# [SOLVED] mc : problem z wyglądem w trybie tekstowym

## Daniel2006

witam

problem jest następujący: 

Jak uruchamiam program mc w środowisku graficznym wszytko działa ok, problem pojawia się wtedy jak przechodzę do trybu tekstowego, wówczas mc wygląda beznadziejnie, brakuje mu ramek po bokach, napisy na siebie zachodzą itp.

to dzieje się tylko w trybie tekstowym

co jest nie tak ??

z góry dzięki 

pozdraiwam DanielLast edited by Daniel2006 on Sun Nov 12, 2006 9:08 pm; edited 1 time in total

----------

## yoshi314

masz system z wlaczonym unicode?

----------

## msch

mam to samo, unicode wlaczone. to jest problemem?

----------

## Daniel2006

hmm, mam unicode w USE w pliku make.conf 

to wystarczy ??

----------

## aqu

Jeśli unicode masz od niedawna to przekompiluj ncurses i mc w takiej kolejności.

- Dostarczone informacje -
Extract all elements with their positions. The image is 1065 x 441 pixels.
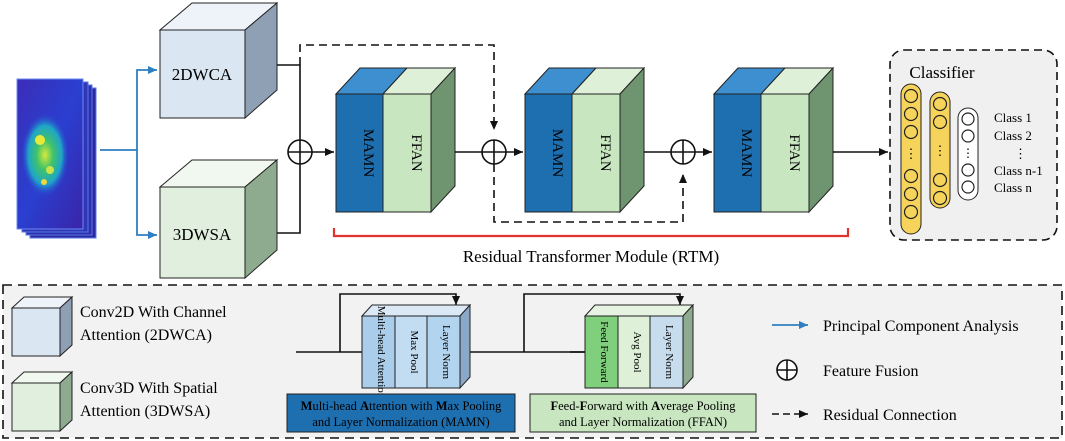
output-neuron xyxy=(961,112,975,126)
neuron xyxy=(932,96,948,112)
feature-fusion-legend-icon xyxy=(776,359,798,381)
residual-legend-text: Residual Connection xyxy=(823,407,957,424)
legend-3dwsa-text-1: Conv3D With Spatial xyxy=(80,380,218,397)
ffan-layer-feedforward: Feed Forward xyxy=(598,321,610,383)
ffan-caption-line1: Feed-Forward with Average Pooling xyxy=(550,399,736,413)
rtm-label: Residual Transformer Module (RTM) xyxy=(463,247,719,266)
3dwsa-label: 3DWSA xyxy=(173,225,232,244)
neuron xyxy=(903,88,919,104)
pca-legend-text: Principal Component Analysis xyxy=(823,318,1019,335)
neuron xyxy=(903,106,919,122)
ffan-label: FFAN xyxy=(597,134,613,171)
ffan-label: FFAN xyxy=(408,134,424,171)
hyperspectral-cube-icon xyxy=(16,78,97,239)
rtm-bracket xyxy=(332,228,850,238)
neuron xyxy=(903,204,919,220)
legend-panel: Conv2D With Channel Attention (2DWCA) Co… xyxy=(2,284,1063,439)
output-neuron xyxy=(961,180,975,194)
mamn-caption-box xyxy=(286,393,516,433)
transformer-block-3: MAMN FFAN xyxy=(712,66,835,214)
ffan-layer-norm: Layer Norm xyxy=(663,325,675,380)
ffan-caption-line2: and Layer Normalization (FFAN) xyxy=(559,415,727,429)
classes-ellipsis: ⋮ xyxy=(1014,146,1027,161)
output-neuron xyxy=(961,129,975,143)
mamn-detail-block: Multi-head Attention Max Pool Layer Norm xyxy=(360,303,472,399)
transformer-block-1: MAMN FFAN xyxy=(334,66,457,214)
mamn-label: MAMN xyxy=(360,129,376,178)
transformer-block-2: MAMN FFAN xyxy=(523,66,646,214)
neuron xyxy=(903,186,919,202)
legend-2dwca-text-2: Attention (2DWCA) xyxy=(80,327,212,344)
neuron xyxy=(903,168,919,184)
legend-3dwsa-text-2: Attention (3DWSA) xyxy=(80,403,210,420)
3dwsa-block: 3DWSA xyxy=(158,158,279,280)
2dwca-block: 2DWCA xyxy=(158,1,279,120)
ffan-label: FFAN xyxy=(786,134,802,171)
neuron-ellipsis: ⋮ xyxy=(934,143,947,158)
legend-2dwca-text-1: Conv2D With Channel xyxy=(80,304,227,321)
mamn-skip-arrow xyxy=(339,293,460,352)
residual-connection-1 xyxy=(299,44,498,130)
mamn-layer-norm: Layer Norm xyxy=(440,325,452,380)
neuron xyxy=(932,190,948,206)
legend-2dwca-cube xyxy=(10,295,74,358)
classifier-output-layer xyxy=(957,107,979,201)
classifier-panel: Classifier ⋮ ⋮ ⋮ Class 1 Class 2 ⋮ Class n… xyxy=(889,49,1058,241)
ffan-skip-arrow xyxy=(523,293,684,352)
feature-fusion-icon xyxy=(287,139,313,165)
mamn-label: MAMN xyxy=(549,129,565,178)
neuron xyxy=(932,172,948,188)
residual-connection-2 xyxy=(493,164,687,223)
neuron xyxy=(903,124,919,140)
pca-arrows xyxy=(100,66,157,239)
legend-3dwsa-cube xyxy=(10,370,74,433)
neuron-ellipsis: ⋮ xyxy=(905,146,918,161)
2dwca-label: 2DWCA xyxy=(172,65,233,84)
fusion-legend-text: Feature Fusion xyxy=(823,363,919,380)
mamn-layer-attention: Multi-head Attention xyxy=(375,306,387,399)
neuron xyxy=(932,114,948,130)
neuron-ellipsis: ⋮ xyxy=(962,146,974,160)
mamn-label: MAMN xyxy=(738,129,754,178)
class-label: Class n xyxy=(994,180,1032,195)
output-neuron xyxy=(961,163,975,177)
ffan-caption-box xyxy=(529,393,757,433)
ffan-layer-avgpool: Avg Pool xyxy=(631,331,643,372)
mamn-caption-line2: and Layer Normalization (MAMN) xyxy=(312,415,489,429)
mamn-layer-maxpool: Max Pool xyxy=(408,330,420,373)
feature-fusion-icon xyxy=(481,139,507,165)
classifier-title: Classifier xyxy=(909,63,974,82)
feature-fusion-icon xyxy=(670,139,696,165)
class-label: Class 1 xyxy=(994,110,1032,125)
ffan-detail-block: Feed Forward Avg Pool Layer Norm xyxy=(583,303,695,390)
class-label: Class n-1 xyxy=(994,163,1043,178)
mamn-caption-line1: Multi-head Attention with Max Pooling xyxy=(301,399,502,413)
class-label: Class 2 xyxy=(994,128,1032,143)
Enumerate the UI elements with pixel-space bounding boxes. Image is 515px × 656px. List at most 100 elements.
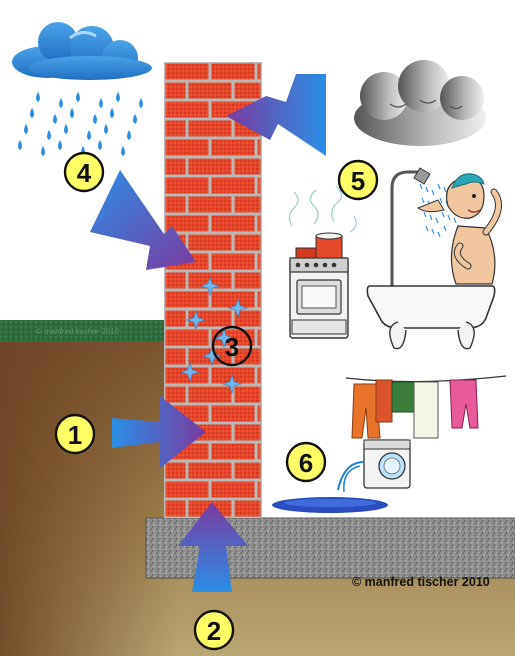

- Zadania -
- a) Odpowiedz na podstawie wątku o programie mc:
(i) W jakim trybie program mc wygląda źle według pierwszego wpisu?
(ii) W którym pliku Daniel2006 ma unicode w USE?
(iii) Co i w jakiej kolejności aqu radzi przekompilować?
- b) Poprowadź dalej wątek o programie mc od ostatniego wpisu.

- Odpowiedzi do zadań -
- a)
(i) W trybie tekstowym.
(ii) W pliku make.conf.
(iii) Najpierw ncurses, potem mc.

- b)
----------

## Daniel2006

flagę unicode ustawiłem na samym początku,

mimo wszytsko przekompilowałem te dwa pakiety niestety bezskutecznie  :Sad: 

----------

## jodri

Jeżeli używasz UTF-8 to wg gentoo.wiki powinienes mc skompilowac z flaga: slang.

Mi to pomoglo.

----------

## Daniel2006

mam skompilowanego mc z flagą slang, lecz nadal bez zmian

----------

## msch

mi rowniez nie chodzi. unicode mialem od samego poczatku (system z bootstrapa  :Razz: ), slang ustawilem i przekompilowalem i nic.

----------

## Insenic

USE="slang -ncurses"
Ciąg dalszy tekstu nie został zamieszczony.